Assigned task -
Exact transcription of the following records is needed, with every picture dropped.

Data in this exercise -
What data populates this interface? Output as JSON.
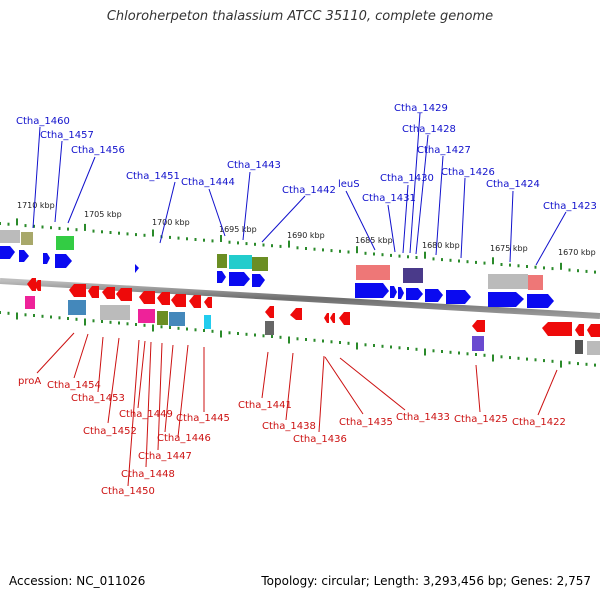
{
  "title": "Chloroherpeton thalassium ATCC 35110, complete genome",
  "footer": {
    "accession": "Accession: NC_011026",
    "topology": "Topology: circular; Length: 3,293,456 bp; Genes: 2,757"
  },
  "ruler_labels": [
    "1710 kbp",
    "1705 kbp",
    "1700 kbp",
    "1695 kbp",
    "1690 kbp",
    "1685 kbp",
    "1680 kbp",
    "1675 kbp",
    "1670 kbp"
  ],
  "top_labels": [
    "Ctha_1460",
    "Ctha_1457",
    "Ctha_1456",
    "Ctha_1451",
    "Ctha_1444",
    "Ctha_1443",
    "Ctha_1442",
    "leuS",
    "Ctha_1431",
    "Ctha_1430",
    "Ctha_1429",
    "Ctha_1428",
    "Ctha_1427",
    "Ctha_1426",
    "Ctha_1424",
    "Ctha_1423"
  ],
  "bottom_labels": [
    "proA",
    "Ctha_1454",
    "Ctha_1453",
    "Ctha_1452",
    "Ctha_1449",
    "Ctha_1450",
    "Ctha_1448",
    "Ctha_1447",
    "Ctha_1446",
    "Ctha_1445",
    "Ctha_1441",
    "Ctha_1438",
    "Ctha_1436",
    "Ctha_1435",
    "Ctha_1433",
    "Ctha_1425",
    "Ctha_1422"
  ],
  "colors": {
    "forward": "#0a0af0",
    "reverse": "#ee0a0a",
    "backbone": "#7a7a7a",
    "tick": "#2a8a2a"
  }
}
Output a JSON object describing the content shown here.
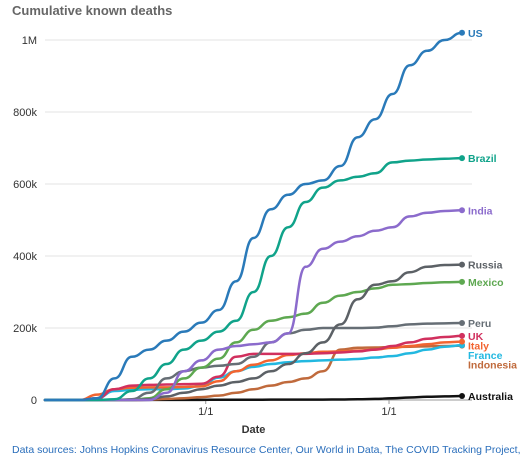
{
  "chart_data": {
    "type": "line",
    "title": "Cumulative known deaths",
    "xlabel": "Date",
    "ylabel": "",
    "ylim": [
      0,
      1050000
    ],
    "y_ticks": [
      0,
      200000,
      400000,
      600000,
      800000,
      1000000
    ],
    "y_tick_labels": [
      "0",
      "200k",
      "400k",
      "600k",
      "800k",
      "1M"
    ],
    "x_tick_labels": [
      "1/1",
      "1/1"
    ],
    "grid": true,
    "legend": "direct labels at line ends",
    "series": [
      {
        "name": "US",
        "color": "#2a7ab9",
        "values": [
          0,
          0,
          0,
          5000,
          60000,
          120000,
          140000,
          165000,
          190000,
          215000,
          250000,
          330000,
          450000,
          530000,
          570000,
          600000,
          610000,
          650000,
          730000,
          780000,
          850000,
          930000,
          970000,
          1000000,
          1020000
        ]
      },
      {
        "name": "Brazil",
        "color": "#10a38a",
        "values": [
          0,
          0,
          0,
          0,
          2000,
          25000,
          60000,
          100000,
          140000,
          165000,
          190000,
          220000,
          300000,
          400000,
          480000,
          550000,
          590000,
          610000,
          620000,
          630000,
          660000,
          665000,
          668000,
          670000,
          672000
        ]
      },
      {
        "name": "India",
        "color": "#8b6bcc",
        "values": [
          0,
          0,
          0,
          0,
          0,
          0,
          0,
          20000,
          80000,
          110000,
          140000,
          150000,
          155000,
          160000,
          185000,
          370000,
          420000,
          440000,
          455000,
          470000,
          480000,
          510000,
          520000,
          525000,
          527000
        ]
      },
      {
        "name": "Russia",
        "color": "#5c6166",
        "values": [
          0,
          0,
          0,
          0,
          0,
          0,
          2000,
          10000,
          20000,
          30000,
          40000,
          50000,
          60000,
          80000,
          100000,
          130000,
          160000,
          210000,
          280000,
          320000,
          330000,
          355000,
          370000,
          375000,
          376000
        ]
      },
      {
        "name": "Mexico",
        "color": "#5ea851",
        "values": [
          0,
          0,
          0,
          0,
          0,
          0,
          5000,
          30000,
          60000,
          90000,
          115000,
          160000,
          195000,
          220000,
          230000,
          240000,
          270000,
          290000,
          300000,
          310000,
          320000,
          322000,
          325000,
          327000,
          328000
        ]
      },
      {
        "name": "Peru",
        "color": "#666e75",
        "values": [
          0,
          0,
          0,
          0,
          0,
          2000,
          20000,
          60000,
          80000,
          90000,
          95000,
          100000,
          120000,
          160000,
          185000,
          195000,
          200000,
          200000,
          200000,
          201000,
          205000,
          210000,
          212000,
          213000,
          214000
        ]
      },
      {
        "name": "UK",
        "color": "#d1305e",
        "values": [
          0,
          0,
          0,
          5000,
          30000,
          40000,
          42000,
          43000,
          44000,
          45000,
          65000,
          120000,
          128000,
          128000,
          128000,
          128000,
          130000,
          132000,
          135000,
          140000,
          150000,
          160000,
          170000,
          175000,
          178000
        ]
      },
      {
        "name": "Italy",
        "color": "#f26430",
        "values": [
          0,
          0,
          0,
          15000,
          30000,
          34000,
          35000,
          35000,
          36000,
          38000,
          52000,
          80000,
          98000,
          110000,
          125000,
          130000,
          134000,
          135000,
          137000,
          140000,
          145000,
          150000,
          155000,
          160000,
          162000
        ]
      },
      {
        "name": "France",
        "color": "#22b8e0",
        "values": [
          0,
          0,
          0,
          5000,
          25000,
          28000,
          30000,
          30000,
          32000,
          40000,
          62000,
          80000,
          92000,
          100000,
          105000,
          108000,
          110000,
          112000,
          114000,
          118000,
          122000,
          130000,
          140000,
          148000,
          152000
        ]
      },
      {
        "name": "Indonesia",
        "color": "#c06a3c",
        "values": [
          0,
          0,
          0,
          0,
          0,
          0,
          1000,
          3000,
          5000,
          8000,
          12000,
          20000,
          30000,
          40000,
          50000,
          60000,
          80000,
          140000,
          145000,
          146000,
          147000,
          148000,
          149000,
          150000,
          151000
        ]
      },
      {
        "name": "Australia",
        "color": "#111111",
        "values": [
          0,
          0,
          0,
          0,
          0,
          100,
          200,
          300,
          400,
          500,
          600,
          700,
          800,
          900,
          1000,
          1000,
          1200,
          1500,
          2000,
          3000,
          5000,
          7000,
          9000,
          10000,
          11000
        ]
      }
    ]
  },
  "source_note": "Data sources: Johns Hopkins Coronavirus Resource Center, Our World in Data, The COVID Tracking Project, ABC"
}
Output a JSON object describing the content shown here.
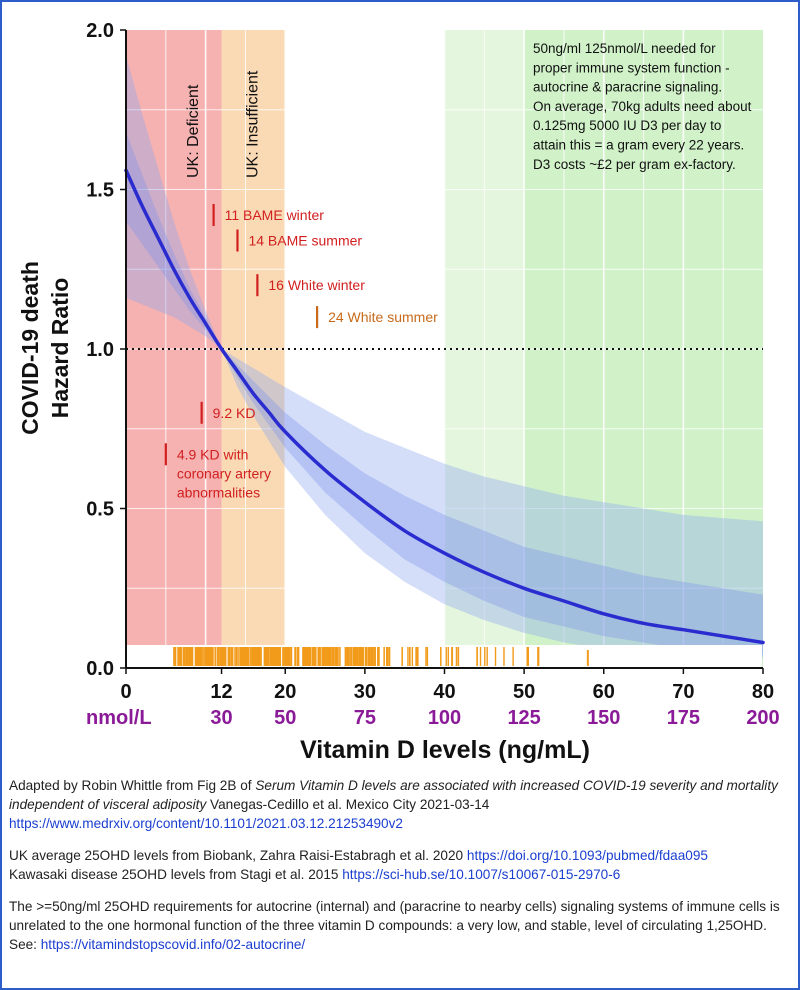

Task response -
What data populates this interface? Output as JSON.
{
  "title": "Chloroherpeton thalassium ATCC 35110, complete genome",
  "footer": {
    "accession": "Accession: NC_011026",
    "topology": "Topology: circular; Length: 3,293,456 bp; Genes: 2,757"
  },
  "ruler_labels": [
    "1710 kbp",
    "1705 kbp",
    "1700 kbp",
    "1695 kbp",
    "1690 kbp",
    "1685 kbp",
    "1680 kbp",
    "1675 kbp",
    "1670 kbp"
  ],
  "top_labels": [
    "Ctha_1460",
    "Ctha_1457",
    "Ctha_1456",
    "Ctha_1451",
    "Ctha_1444",
    "Ctha_1443",
    "Ctha_1442",
    "leuS",
    "Ctha_1431",
    "Ctha_1430",
    "Ctha_1429",
    "Ctha_1428",
    "Ctha_1427",
    "Ctha_1426",
    "Ctha_1424",
    "Ctha_1423"
  ],
  "bottom_labels": [
    "proA",
    "Ctha_1454",
    "Ctha_1453",
    "Ctha_1452",
    "Ctha_1449",
    "Ctha_1450",
    "Ctha_1448",
    "Ctha_1447",
    "Ctha_1446",
    "Ctha_1445",
    "Ctha_1441",
    "Ctha_1438",
    "Ctha_1436",
    "Ctha_1435",
    "Ctha_1433",
    "Ctha_1425",
    "Ctha_1422"
  ],
  "colors": {
    "forward": "#0a0af0",
    "reverse": "#ee0a0a",
    "backbone": "#7a7a7a",
    "tick": "#2a8a2a"
  }
}
Output a JSON object describing the content shown here.
{
  "chart_data": {
    "type": "line",
    "title": "Cumulative known deaths",
    "xlabel": "Date",
    "ylabel": "",
    "ylim": [
      0,
      1050000
    ],
    "y_ticks": [
      0,
      200000,
      400000,
      600000,
      800000,
      1000000
    ],
    "y_tick_labels": [
      "0",
      "200k",
      "400k",
      "600k",
      "800k",
      "1M"
    ],
    "x_tick_labels": [
      "1/1",
      "1/1"
    ],
    "grid": true,
    "legend": "direct labels at line ends",
    "series": [
      {
        "name": "US",
        "color": "#2a7ab9",
        "values": [
          0,
          0,
          0,
          5000,
          60000,
          120000,
          140000,
          165000,
          190000,
          215000,
          250000,
          330000,
          450000,
          530000,
          570000,
          600000,
          610000,
          650000,
          730000,
          780000,
          850000,
          930000,
          970000,
          1000000,
          1020000
        ]
      },
      {
        "name": "Brazil",
        "color": "#10a38a",
        "values": [
          0,
          0,
          0,
          0,
          2000,
          25000,
          60000,
          100000,
          140000,
          165000,
          190000,
          220000,
          300000,
          400000,
          480000,
          550000,
          590000,
          610000,
          620000,
          630000,
          660000,
          665000,
          668000,
          670000,
          672000
        ]
      },
      {
        "name": "India",
        "color": "#8b6bcc",
        "values": [
          0,
          0,
          0,
          0,
          0,
          0,
          0,
          20000,
          80000,
          110000,
          140000,
          150000,
          155000,
          160000,
          185000,
          370000,
          420000,
          440000,
          455000,
          470000,
          480000,
          510000,
          520000,
          525000,
          527000
        ]
      },
      {
        "name": "Russia",
        "color": "#5c6166",
        "values": [
          0,
          0,
          0,
          0,
          0,
          0,
          2000,
          10000,
          20000,
          30000,
          40000,
          50000,
          60000,
          80000,
          100000,
          130000,
          160000,
          210000,
          280000,
          320000,
          330000,
          355000,
          370000,
          375000,
          376000
        ]
      },
      {
        "name": "Mexico",
        "color": "#5ea851",
        "values": [
          0,
          0,
          0,
          0,
          0,
          0,
          5000,
          30000,
          60000,
          90000,
          115000,
          160000,
          195000,
          220000,
          230000,
          240000,
          270000,
          290000,
          300000,
          310000,
          320000,
          322000,
          325000,
          327000,
          328000
        ]
      },
      {
        "name": "Peru",
        "color": "#666e75",
        "values": [
          0,
          0,
          0,
          0,
          0,
          2000,
          20000,
          60000,
          80000,
          90000,
          95000,
          100000,
          120000,
          160000,
          185000,
          195000,
          200000,
          200000,
          200000,
          201000,
          205000,
          210000,
          212000,
          213000,
          214000
        ]
      },
      {
        "name": "UK",
        "color": "#d1305e",
        "values": [
          0,
          0,
          0,
          5000,
          30000,
          40000,
          42000,
          43000,
          44000,
          45000,
          65000,
          120000,
          128000,
          128000,
          128000,
          128000,
          130000,
          132000,
          135000,
          140000,
          150000,
          160000,
          170000,
          175000,
          178000
        ]
      },
      {
        "name": "Italy",
        "color": "#f26430",
        "values": [
          0,
          0,
          0,
          15000,
          30000,
          34000,
          35000,
          35000,
          36000,
          38000,
          52000,
          80000,
          98000,
          110000,
          125000,
          130000,
          134000,
          135000,
          137000,
          140000,
          145000,
          150000,
          155000,
          160000,
          162000
        ]
      },
      {
        "name": "France",
        "color": "#22b8e0",
        "values": [
          0,
          0,
          0,
          5000,
          25000,
          28000,
          30000,
          30000,
          32000,
          40000,
          62000,
          80000,
          92000,
          100000,
          105000,
          108000,
          110000,
          112000,
          114000,
          118000,
          122000,
          130000,
          140000,
          148000,
          152000
        ]
      },
      {
        "name": "Indonesia",
        "color": "#c06a3c",
        "values": [
          0,
          0,
          0,
          0,
          0,
          0,
          1000,
          3000,
          5000,
          8000,
          12000,
          20000,
          30000,
          40000,
          50000,
          60000,
          80000,
          140000,
          145000,
          146000,
          147000,
          148000,
          149000,
          150000,
          151000
        ]
      },
      {
        "name": "Australia",
        "color": "#111111",
        "values": [
          0,
          0,
          0,
          0,
          0,
          100,
          200,
          300,
          400,
          500,
          600,
          700,
          800,
          900,
          1000,
          1000,
          1200,
          1500,
          2000,
          3000,
          5000,
          7000,
          9000,
          10000,
          11000
        ]
      }
    ]
  },
  "source_note": "Data sources: Johns Hopkins Coronavirus Resource Center, Our World in Data, The COVID Tracking Project, ABC"
}
Output a JSON object describing the content shown here.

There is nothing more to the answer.